━━ Stored rows

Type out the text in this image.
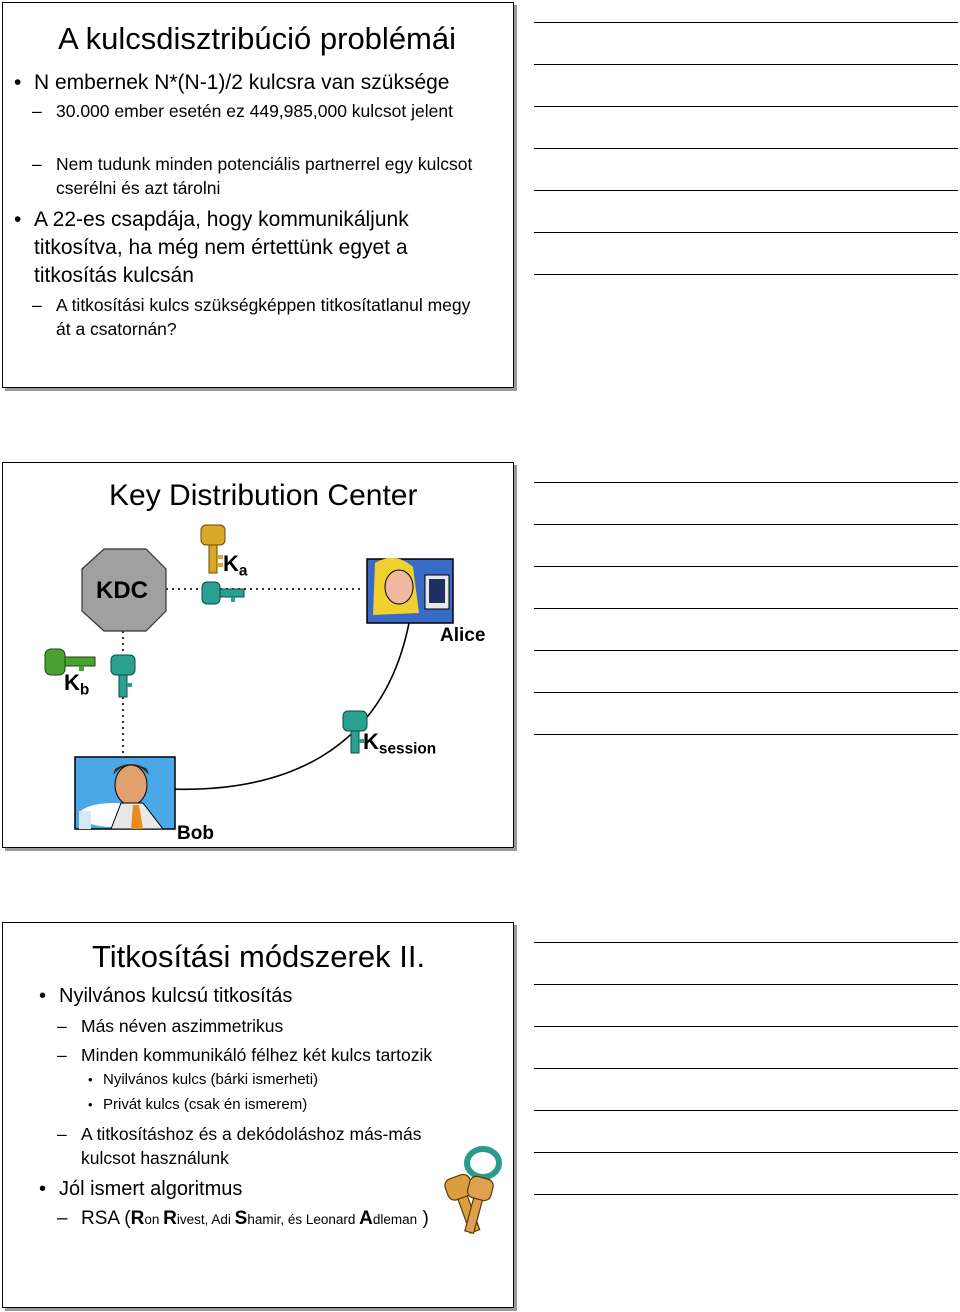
A kulcsdisztribúció problémái
• N embernek N*(N-1)/2 kulcsra van szüksége
– 30.000 ember esetén ez 449,985,000 kulcsot jelent
– Nem tudunk minden potenciális partnerrel egy kulcsot cserélni és azt tárolni
• A 22-es csapdája, hogy kommunikáljunk titkosítva, ha még nem értettünk egyet a titkosítás kulcsán
– A titkosítási kulcs szükségképpen titkosítatlanul megy át a csatornán?
Key Distribution Center
KDC
$K_a$
Alice
$K_b$
$K_{session}$
Bob
Titkosítási módszerek II.
• Nyilvános kulcsú titkosítás
– Más néven aszimmetrikus
– Minden kommunikáló félhez két kulcs tartozik
• Nyilvános kulcs (bárki ismerheti)
• Privát kulcs (csak én ismerem)
– A titkosításhoz és a dekódoláshoz más-más kulcsot használunk
• Jól ismert algoritmus
– RSA (Ron Rivest, Adi Shamir, és Leonard Adleman )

━━━━

Exercise requirements
Every line of the material is to be quoted exactly, with no pictures carried over.

Response to the exercise
Type out the text in this image.
A kulcsdisztribúció problémái
• N embernek N*(N-1)/2 kulcsra van szüksége
– 30.000 ember esetén ez 449,985,000 kulcsot jelent
– Nem tudunk minden potenciális partnerrel egy kulcsot cserélni és azt tárolni
• A 22-es csapdája, hogy kommunikáljunk titkosítva, ha még nem értettünk egyet a titkosítás kulcsán
– A titkosítási kulcs szükségképpen titkosítatlanul megy át a csatornán?
Key Distribution Center
KDC
$K_a$
Alice
$K_b$
$K_{session}$
Bob
Titkosítási módszerek II.
• Nyilvános kulcsú titkosítás
– Más néven aszimmetrikus
– Minden kommunikáló félhez két kulcs tartozik
• Nyilvános kulcs (bárki ismerheti)
• Privát kulcs (csak én ismerem)
– A titkosításhoz és a dekódoláshoz más-más kulcsot használunk
• Jól ismert algoritmus
– RSA (Ron Rivest, Adi Shamir, és Leonard Adleman )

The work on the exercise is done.